▶ [CONSIGNES]:
(1) Répondez à ces questions sur la chronique consacrée à Ronan Le Bars :
(a) Qui signe la chronique ?
(b) De quel instrument Ronan Le Bars est-il présenté comme un maître incontesté ?
(c) Au sein de quelles formations sa présence est-elle mentionnée ?
(2) Donnez la suite de la chronique consacrée à Ronan Le Bars, à partir de sa dernière phrase.

▶ [TEXTE DE LA PAGE]:
- Chronique -
Le nouvel album du Ronan Le Bars Group - "Strink Mor"
Le nouvel album du Ronan Le Bars Group - "Strink Mor"
Par Gérard Simon pour Culture et Celtie le 8/04/20 19:10
Ronan LE BARS Group - "Strink Mor" - Extrait de "Parz ar Strink Mor" - 01:02 CD Ronan LE BARS Group

Qui, d’entre vous, n’a jamais lu le nom de Ronan Le Bars, figurer, en crédit de participation, sur les jaquettes de très nombreux albums publiés par les plus grands noms de la musique bretonne ou celtique comme Alan Stivell, Dan ar Braz, Gilles Servat, Red Cardell, Didier Squiban, les frères Boclé, Jacques Pellen, pour n’en citer que quelques-uns ?

Sans compter la présence de ce maître incontesté de l’uilleann pipes, au sein de l’HERITAGE DES CELTES ou du CELTIC SOCIAL CLUB, Ronan évoluant, artistiquement et en virtuose pratiquant de cette cornemuse iconique, au son si emblématique, entre culture musicale bretonne ou irlandaise, plus largement celtique !

▶ [DONNÉES ENREGISTRÉES]:
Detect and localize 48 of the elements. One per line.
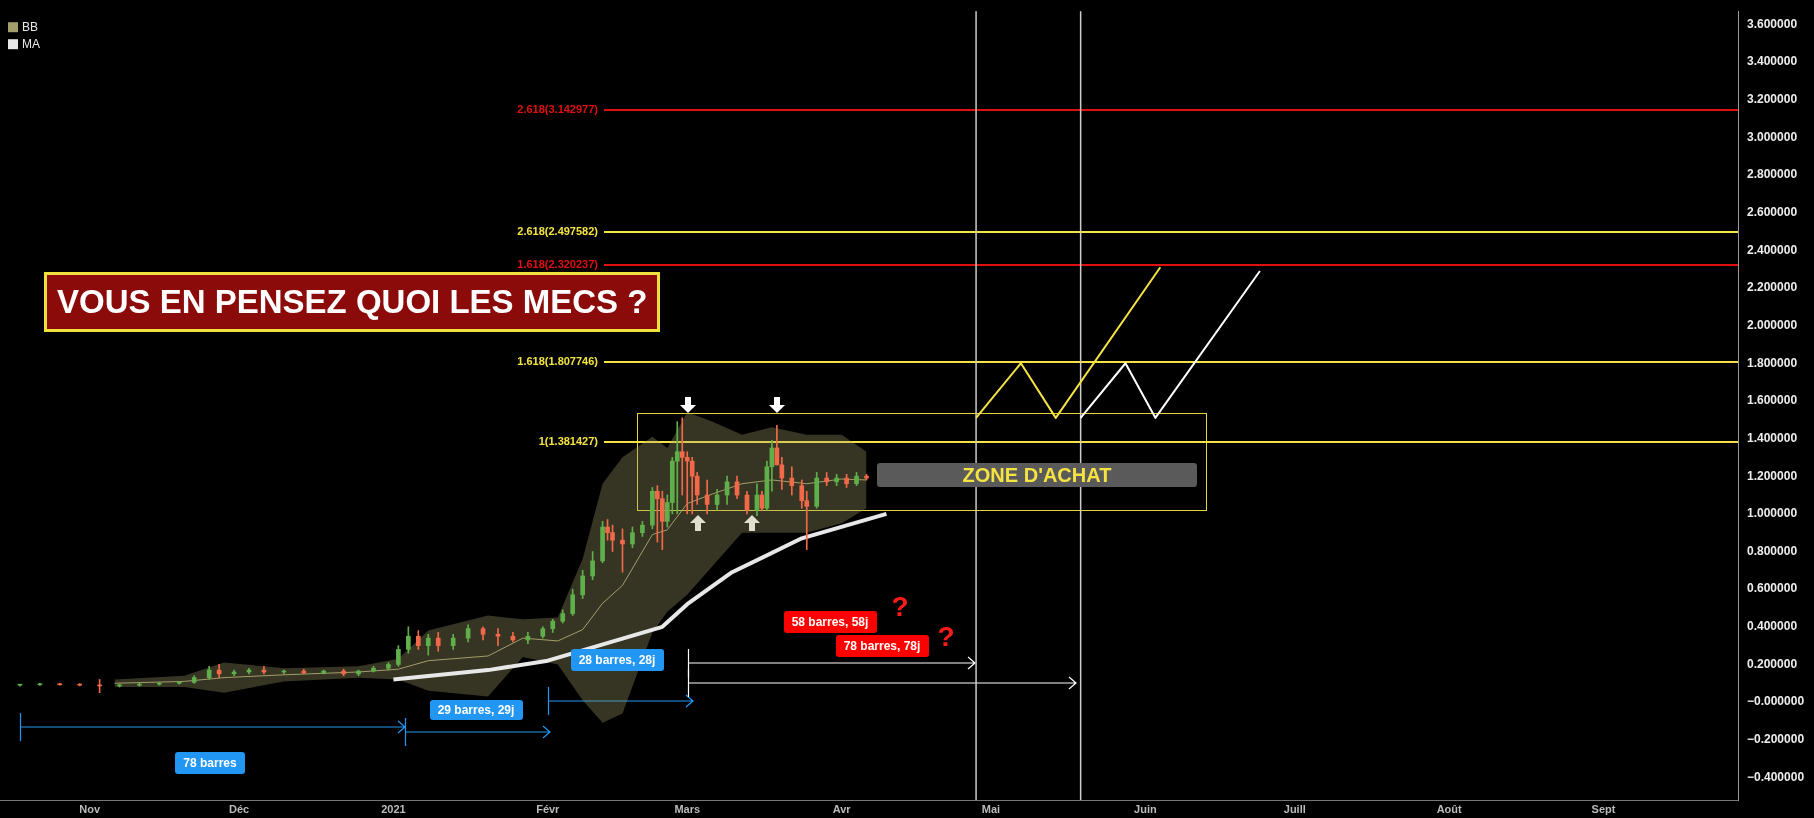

▶ [CORRIGÉ]:
(1)
(a) Gérard Simon.
(b) L'uilleann pipes.
(c) L'Héritage des Celtes et le Celtic Social Club.

(2)
Jaquette CD du Ronan LE BARS GROUP

Natif de Guingamp, c’est, dès l’âge de 9 ans, qu’au sein du Bagad Gwengamp, Ronan a, abondamment, joué de la cornemuse écossaise. Mais, c’est par son père qui, un jour, a rapporté à la maison un disque du groupe de musiciens qui, sous le nom de Planxty, a marqué la musique irlandaise des années 1970, avec, pour membres, Andy Irvine, Christy Moore, Dónal Lunny et Liam O'Flynn, que le sonneur guingampais a été fasciné, cette fois, par le son, si spécifique, de la cornemuse irlandaise.

Participer, amplement et très fréquemment, ceci depuis tant d’années, aux productions discographiques et prestations scéniques des autres, parfois, même, dans le contexte de la musique de variété de qualité, mais, plus largement, dans le style celtique ou d’enregistrer et se produire, en duo, avec Nicolas Quemener, incitent, un jour, à une expression personnelle, encore plus marquée.

C’est, en 2012, dans le cadre du Festival Kann al Loar de Landerneau, cherchant, pour cette édition, de nouvelles expressions artistiques et proposant à Ronan Le Bars une carte blanche, que le virtuose trégorrois crée, avec 4 musiciens de renom, le premier collectif, chapeauté de son nom. Le Ronan Le Bars Group était né !

Suite au succès de ce premier passage, confirmé par une prestation estivale de cette formation au Festival de Cornouaille de Quimper, un premier disque, sous cette dénomination collective, paraîtra en juin 2013, sous le label Keltia Musique. Il s’agit de « Lammdour » qui, élargissant l’univers celto-breton, se termine par une suite écossaise.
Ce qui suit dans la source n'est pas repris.